▶ _What this task involves_: Copy out all lines in the data below containing the string "TreeNode".
________________________________________
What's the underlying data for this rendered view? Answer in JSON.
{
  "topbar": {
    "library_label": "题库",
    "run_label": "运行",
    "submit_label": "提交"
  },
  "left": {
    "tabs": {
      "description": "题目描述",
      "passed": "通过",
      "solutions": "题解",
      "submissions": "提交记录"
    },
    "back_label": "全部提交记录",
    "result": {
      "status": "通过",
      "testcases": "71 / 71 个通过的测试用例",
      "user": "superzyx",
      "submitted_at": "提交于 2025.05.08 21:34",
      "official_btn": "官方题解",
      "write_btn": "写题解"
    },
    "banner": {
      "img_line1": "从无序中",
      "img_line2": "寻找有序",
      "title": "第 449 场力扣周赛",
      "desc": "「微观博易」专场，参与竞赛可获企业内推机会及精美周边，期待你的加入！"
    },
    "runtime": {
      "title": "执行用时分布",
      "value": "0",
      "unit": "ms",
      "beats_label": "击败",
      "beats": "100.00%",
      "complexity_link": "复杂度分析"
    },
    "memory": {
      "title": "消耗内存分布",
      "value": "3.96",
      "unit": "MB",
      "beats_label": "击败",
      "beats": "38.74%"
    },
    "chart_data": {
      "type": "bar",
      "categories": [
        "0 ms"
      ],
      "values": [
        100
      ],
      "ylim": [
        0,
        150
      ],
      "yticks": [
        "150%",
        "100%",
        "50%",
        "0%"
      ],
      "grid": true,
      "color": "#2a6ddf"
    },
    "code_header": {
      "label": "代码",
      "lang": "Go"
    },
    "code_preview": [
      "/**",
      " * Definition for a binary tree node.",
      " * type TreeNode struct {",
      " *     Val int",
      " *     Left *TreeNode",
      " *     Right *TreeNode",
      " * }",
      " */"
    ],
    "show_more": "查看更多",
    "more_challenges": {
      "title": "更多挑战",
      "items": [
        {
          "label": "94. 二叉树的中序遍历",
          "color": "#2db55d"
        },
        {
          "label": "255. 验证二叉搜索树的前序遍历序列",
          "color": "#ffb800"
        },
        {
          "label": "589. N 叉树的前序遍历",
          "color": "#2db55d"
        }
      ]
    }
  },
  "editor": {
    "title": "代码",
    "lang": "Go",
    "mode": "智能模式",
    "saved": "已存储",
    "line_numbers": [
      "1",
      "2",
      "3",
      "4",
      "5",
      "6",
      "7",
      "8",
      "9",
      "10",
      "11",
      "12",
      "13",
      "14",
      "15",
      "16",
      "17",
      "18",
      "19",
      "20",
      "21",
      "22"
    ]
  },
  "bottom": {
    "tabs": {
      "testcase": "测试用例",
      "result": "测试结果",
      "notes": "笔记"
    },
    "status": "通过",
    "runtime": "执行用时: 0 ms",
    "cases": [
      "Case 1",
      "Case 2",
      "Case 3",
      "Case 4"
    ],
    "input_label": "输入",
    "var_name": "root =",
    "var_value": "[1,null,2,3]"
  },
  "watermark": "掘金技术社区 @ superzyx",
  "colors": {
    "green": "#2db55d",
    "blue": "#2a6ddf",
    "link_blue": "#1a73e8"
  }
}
________________________________________
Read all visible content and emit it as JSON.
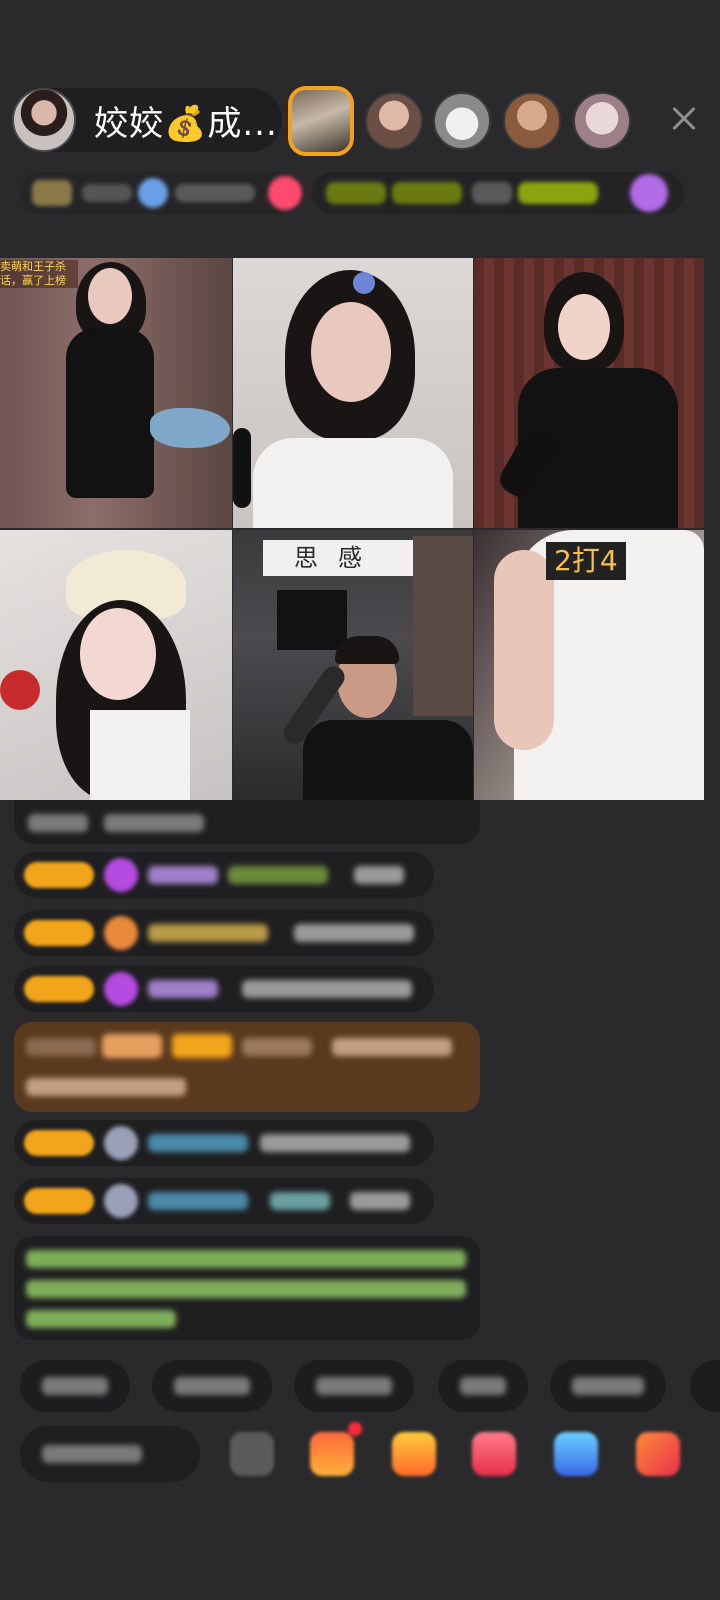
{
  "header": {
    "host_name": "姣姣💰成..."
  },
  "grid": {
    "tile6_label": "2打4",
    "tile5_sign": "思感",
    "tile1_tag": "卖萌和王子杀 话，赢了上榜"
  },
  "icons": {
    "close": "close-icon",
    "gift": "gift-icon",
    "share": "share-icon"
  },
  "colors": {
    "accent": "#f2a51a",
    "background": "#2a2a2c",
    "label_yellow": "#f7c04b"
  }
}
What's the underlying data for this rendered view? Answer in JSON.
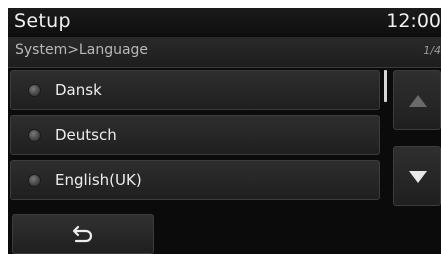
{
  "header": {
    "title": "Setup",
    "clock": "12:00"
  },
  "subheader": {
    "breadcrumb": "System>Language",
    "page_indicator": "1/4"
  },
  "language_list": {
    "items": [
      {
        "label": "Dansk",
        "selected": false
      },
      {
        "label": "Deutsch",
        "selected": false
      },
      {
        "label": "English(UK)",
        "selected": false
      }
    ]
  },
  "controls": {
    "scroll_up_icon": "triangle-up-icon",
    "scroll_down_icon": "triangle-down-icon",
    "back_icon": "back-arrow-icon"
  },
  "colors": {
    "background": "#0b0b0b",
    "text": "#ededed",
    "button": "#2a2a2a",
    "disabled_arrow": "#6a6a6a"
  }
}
________________________________________
▶ _Answer for the task_:
      " * type TreeNode struct {",
      " *     Left *TreeNode",
      " *     Right *TreeNode",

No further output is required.